Filter for the word "органа" and keep each matching line.
— Start of Dataset rows —
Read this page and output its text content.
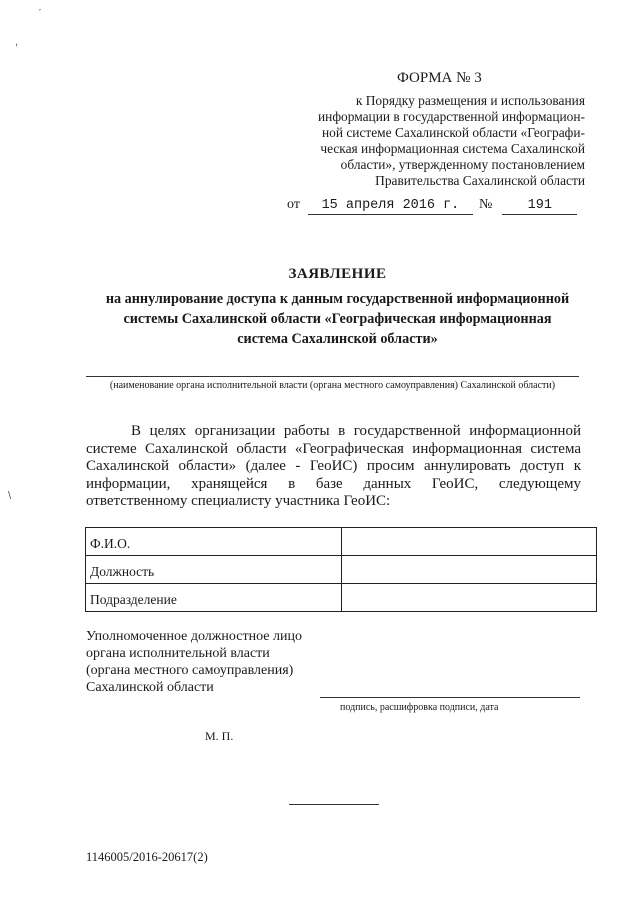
ˊ
,
\
ФОРМА № 3
к Порядку размещения и использования
информации в государственной информацион-
ной системе Сахалинской области «Географи-
ческая информационная система Сахалинской
области», утвержденному постановлением
Правительства Сахалинской области
от 15 апреля 2016 г. №	191
ЗАЯВЛЕНИЕ
на аннулирование доступа к данным государственной информационной
системы Сахалинской области «Географическая информационная
система Сахалинской области»
(наименование органа исполнительной власти (органа местного самоуправления) Сахалинской области)
В целях организации работы в государственной информационной системе Сахалинской области «Географическая информационная система Сахалинской области» (далее - ГеоИС) просим аннулировать доступ к информации, хранящейся в базе данных ГеоИС, следующему ответственному специалисту участника ГеоИС:
Ф.И.О.	
Должность	
Подразделение	
Уполномоченное должностное лицо
органа исполнительной власти
(органа местного самоуправления)
Сахалинской области
подпись, расшифровка подписи, дата
М. П.
1146005/2016-20617(2)
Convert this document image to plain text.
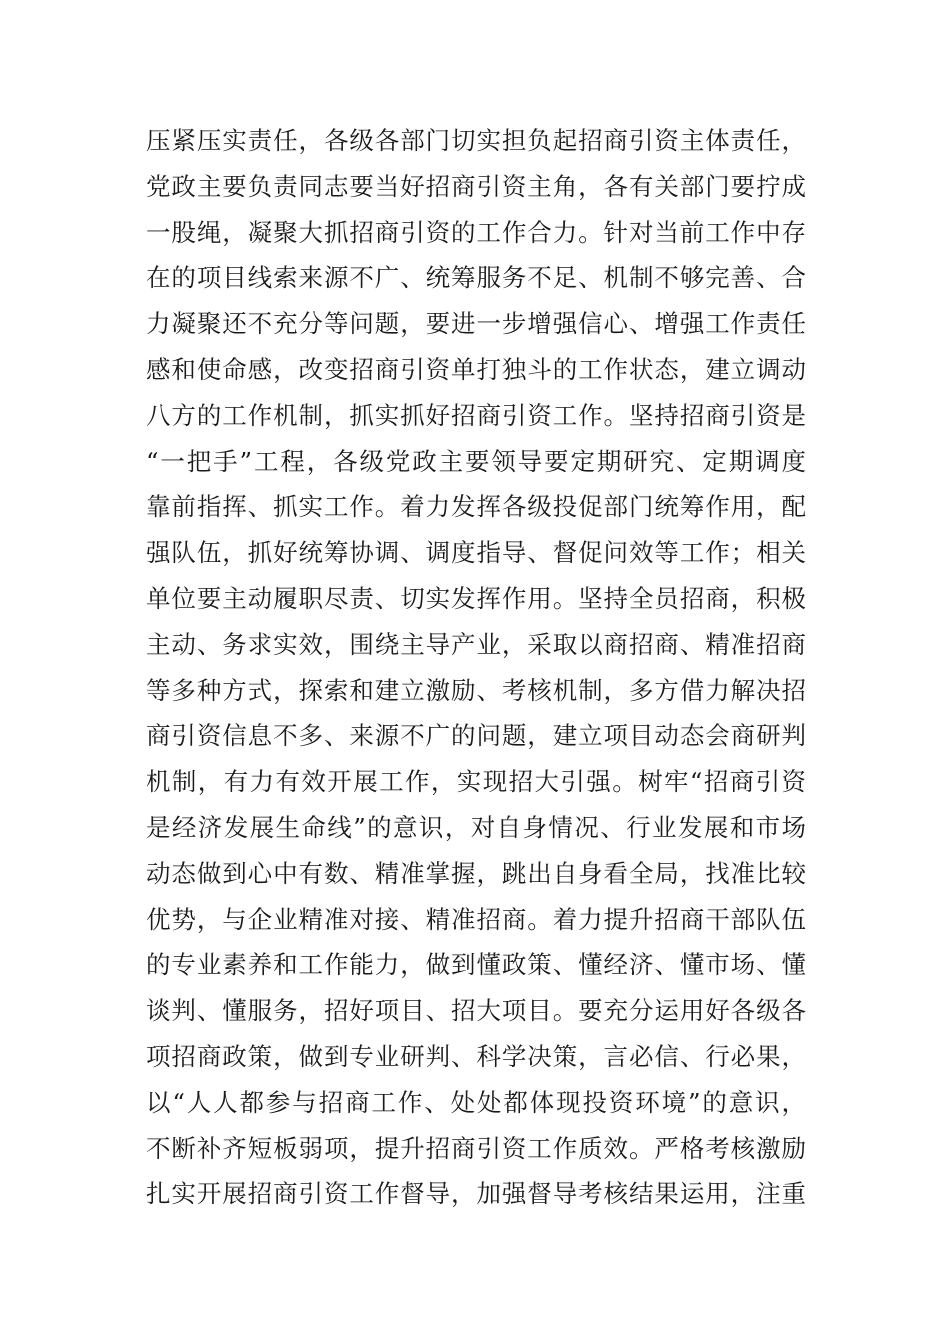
压紧压实责任，各级各部门切实担负起招商引资主体责任，
党政主要负责同志要当好招商引资主角，各有关部门要拧成
一股绳，凝聚大抓招商引资的工作合力。针对当前工作中存
在的项目线索来源不广、统筹服务不足、机制不够完善、合
力凝聚还不充分等问题，要进一步增强信心、增强工作责任
感和使命感，改变招商引资单打独斗的工作状态，建立调动
八方的工作机制，抓实抓好招商引资工作。坚持招商引资是
“一把手”工程，各级党政主要领导要定期研究、定期调度
靠前指挥、抓实工作。着力发挥各级投促部门统筹作用，配
强队伍，抓好统筹协调、调度指导、督促问效等工作；相关
单位要主动履职尽责、切实发挥作用。坚持全员招商，积极
主动、务求实效，围绕主导产业，采取以商招商、精准招商
等多种方式，探索和建立激励、考核机制，多方借力解决招
商引资信息不多、来源不广的问题，建立项目动态会商研判
机制，有力有效开展工作，实现招大引强。树牢“招商引资
是经济发展生命线”的意识，对自身情况、行业发展和市场
动态做到心中有数、精准掌握，跳出自身看全局，找准比较
优势，与企业精准对接、精准招商。着力提升招商干部队伍
的专业素养和工作能力，做到懂政策、懂经济、懂市场、懂
谈判、懂服务，招好项目、招大项目。要充分运用好各级各
项招商政策，做到专业研判、科学决策，言必信、行必果，
以“人人都参与招商工作、处处都体现投资环境”的意识，
不断补齐短板弱项，提升招商引资工作质效。严格考核激励
扎实开展招商引资工作督导，加强督导考核结果运用，注重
— End of Dataset rows —
__Correct response__.
(наименование органа исполнительной власти (органа местного самоуправления) Сахалинской области)
органа исполнительной власти
(органа местного самоуправления)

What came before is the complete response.